[RAW DATA]:

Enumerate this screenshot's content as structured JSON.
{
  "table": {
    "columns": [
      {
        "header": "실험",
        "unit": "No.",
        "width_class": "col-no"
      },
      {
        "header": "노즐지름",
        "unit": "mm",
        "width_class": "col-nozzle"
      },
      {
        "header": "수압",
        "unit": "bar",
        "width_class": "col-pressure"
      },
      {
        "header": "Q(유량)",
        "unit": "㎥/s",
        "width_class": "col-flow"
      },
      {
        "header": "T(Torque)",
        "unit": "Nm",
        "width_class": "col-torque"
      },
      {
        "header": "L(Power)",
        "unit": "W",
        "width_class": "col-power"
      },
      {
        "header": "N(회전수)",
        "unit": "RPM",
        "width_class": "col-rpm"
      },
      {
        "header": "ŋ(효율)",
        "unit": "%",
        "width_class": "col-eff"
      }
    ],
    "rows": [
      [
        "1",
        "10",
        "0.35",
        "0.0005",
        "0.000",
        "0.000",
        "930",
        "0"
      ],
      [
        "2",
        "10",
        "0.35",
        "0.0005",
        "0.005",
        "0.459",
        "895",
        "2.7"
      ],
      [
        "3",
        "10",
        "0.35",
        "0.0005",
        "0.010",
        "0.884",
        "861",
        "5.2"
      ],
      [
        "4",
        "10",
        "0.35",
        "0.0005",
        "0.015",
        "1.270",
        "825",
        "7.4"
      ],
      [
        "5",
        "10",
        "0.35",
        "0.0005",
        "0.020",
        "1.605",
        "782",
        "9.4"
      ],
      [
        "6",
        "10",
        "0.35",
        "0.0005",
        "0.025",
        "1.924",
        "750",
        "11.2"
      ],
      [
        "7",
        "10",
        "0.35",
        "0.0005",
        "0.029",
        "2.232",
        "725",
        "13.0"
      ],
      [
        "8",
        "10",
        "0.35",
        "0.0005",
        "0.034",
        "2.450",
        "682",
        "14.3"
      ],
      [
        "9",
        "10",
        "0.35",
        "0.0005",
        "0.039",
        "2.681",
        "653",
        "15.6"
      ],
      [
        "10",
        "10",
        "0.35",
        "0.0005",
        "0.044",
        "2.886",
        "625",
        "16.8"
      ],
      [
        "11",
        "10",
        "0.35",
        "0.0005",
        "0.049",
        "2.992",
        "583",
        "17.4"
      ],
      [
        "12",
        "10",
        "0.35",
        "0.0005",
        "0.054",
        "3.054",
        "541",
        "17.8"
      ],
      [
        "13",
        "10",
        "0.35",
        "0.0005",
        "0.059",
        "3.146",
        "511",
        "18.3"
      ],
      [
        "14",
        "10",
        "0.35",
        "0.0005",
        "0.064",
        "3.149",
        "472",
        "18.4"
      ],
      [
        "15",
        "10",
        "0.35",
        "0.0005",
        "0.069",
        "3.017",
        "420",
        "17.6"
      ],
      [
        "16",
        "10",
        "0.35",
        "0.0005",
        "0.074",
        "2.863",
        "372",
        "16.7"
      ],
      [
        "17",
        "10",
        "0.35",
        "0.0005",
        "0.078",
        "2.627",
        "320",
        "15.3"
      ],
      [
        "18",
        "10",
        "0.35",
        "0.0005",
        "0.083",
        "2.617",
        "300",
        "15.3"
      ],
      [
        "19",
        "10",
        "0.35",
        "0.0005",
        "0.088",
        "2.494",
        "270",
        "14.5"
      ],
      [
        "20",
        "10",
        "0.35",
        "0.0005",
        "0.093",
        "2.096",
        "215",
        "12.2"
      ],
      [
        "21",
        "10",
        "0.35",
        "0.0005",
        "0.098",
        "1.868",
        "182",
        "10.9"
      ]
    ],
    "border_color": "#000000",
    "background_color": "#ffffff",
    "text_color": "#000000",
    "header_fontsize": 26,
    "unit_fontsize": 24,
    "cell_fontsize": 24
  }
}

[PROBLEM REQUIREMENTS]: Retype the whole listing, matching it exactly.

[WRITTEN SOLUTION]:
Enumerate this screenshot's content as structured JSON.
{
  "table": {
    "columns": [
      {
        "header": "실험",
        "unit": "No.",
        "width_class": "col-no"
      },
      {
        "header": "노즐지름",
        "unit": "mm",
        "width_class": "col-nozzle"
      },
      {
        "header": "수압",
        "unit": "bar",
        "width_class": "col-pressure"
      },
      {
        "header": "Q(유량)",
        "unit": "㎥/s",
        "width_class": "col-flow"
      },
      {
        "header": "T(Torque)",
        "unit": "Nm",
        "width_class": "col-torque"
      },
      {
        "header": "L(Power)",
        "unit": "W",
        "width_class": "col-power"
      },
      {
        "header": "N(회전수)",
        "unit": "RPM",
        "width_class": "col-rpm"
      },
      {
        "header": "ŋ(효율)",
        "unit": "%",
        "width_class": "col-eff"
      }
    ],
    "rows": [
      [
        "1",
        "10",
        "0.35",
        "0.0005",
        "0.000",
        "0.000",
        "930",
        "0"
      ],
      [
        "2",
        "10",
        "0.35",
        "0.0005",
        "0.005",
        "0.459",
        "895",
        "2.7"
      ],
      [
        "3",
        "10",
        "0.35",
        "0.0005",
        "0.010",
        "0.884",
        "861",
        "5.2"
      ],
      [
        "4",
        "10",
        "0.35",
        "0.0005",
        "0.015",
        "1.270",
        "825",
        "7.4"
      ],
      [
        "5",
        "10",
        "0.35",
        "0.0005",
        "0.020",
        "1.605",
        "782",
        "9.4"
      ],
      [
        "6",
        "10",
        "0.35",
        "0.0005",
        "0.025",
        "1.924",
        "750",
        "11.2"
      ],
      [
        "7",
        "10",
        "0.35",
        "0.0005",
        "0.029",
        "2.232",
        "725",
        "13.0"
      ],
      [
        "8",
        "10",
        "0.35",
        "0.0005",
        "0.034",
        "2.450",
        "682",
        "14.3"
      ],
      [
        "9",
        "10",
        "0.35",
        "0.0005",
        "0.039",
        "2.681",
        "653",
        "15.6"
      ],
      [
        "10",
        "10",
        "0.35",
        "0.0005",
        "0.044",
        "2.886",
        "625",
        "16.8"
      ],
      [
        "11",
        "10",
        "0.35",
        "0.0005",
        "0.049",
        "2.992",
        "583",
        "17.4"
      ],
      [
        "12",
        "10",
        "0.35",
        "0.0005",
        "0.054",
        "3.054",
        "541",
        "17.8"
      ],
      [
        "13",
        "10",
        "0.35",
        "0.0005",
        "0.059",
        "3.146",
        "511",
        "18.3"
      ],
      [
        "14",
        "10",
        "0.35",
        "0.0005",
        "0.064",
        "3.149",
        "472",
        "18.4"
      ],
      [
        "15",
        "10",
        "0.35",
        "0.0005",
        "0.069",
        "3.017",
        "420",
        "17.6"
      ],
      [
        "16",
        "10",
        "0.35",
        "0.0005",
        "0.074",
        "2.863",
        "372",
        "16.7"
      ],
      [
        "17",
        "10",
        "0.35",
        "0.0005",
        "0.078",
        "2.627",
        "320",
        "15.3"
      ],
      [
        "18",
        "10",
        "0.35",
        "0.0005",
        "0.083",
        "2.617",
        "300",
        "15.3"
      ],
      [
        "19",
        "10",
        "0.35",
        "0.0005",
        "0.088",
        "2.494",
        "270",
        "14.5"
      ],
      [
        "20",
        "10",
        "0.35",
        "0.0005",
        "0.093",
        "2.096",
        "215",
        "12.2"
      ],
      [
        "21",
        "10",
        "0.35",
        "0.0005",
        "0.098",
        "1.868",
        "182",
        "10.9"
      ]
    ],
    "border_color": "#000000",
    "background_color": "#ffffff",
    "text_color": "#000000",
    "header_fontsize": 26,
    "unit_fontsize": 24,
    "cell_fontsize": 24
  }
}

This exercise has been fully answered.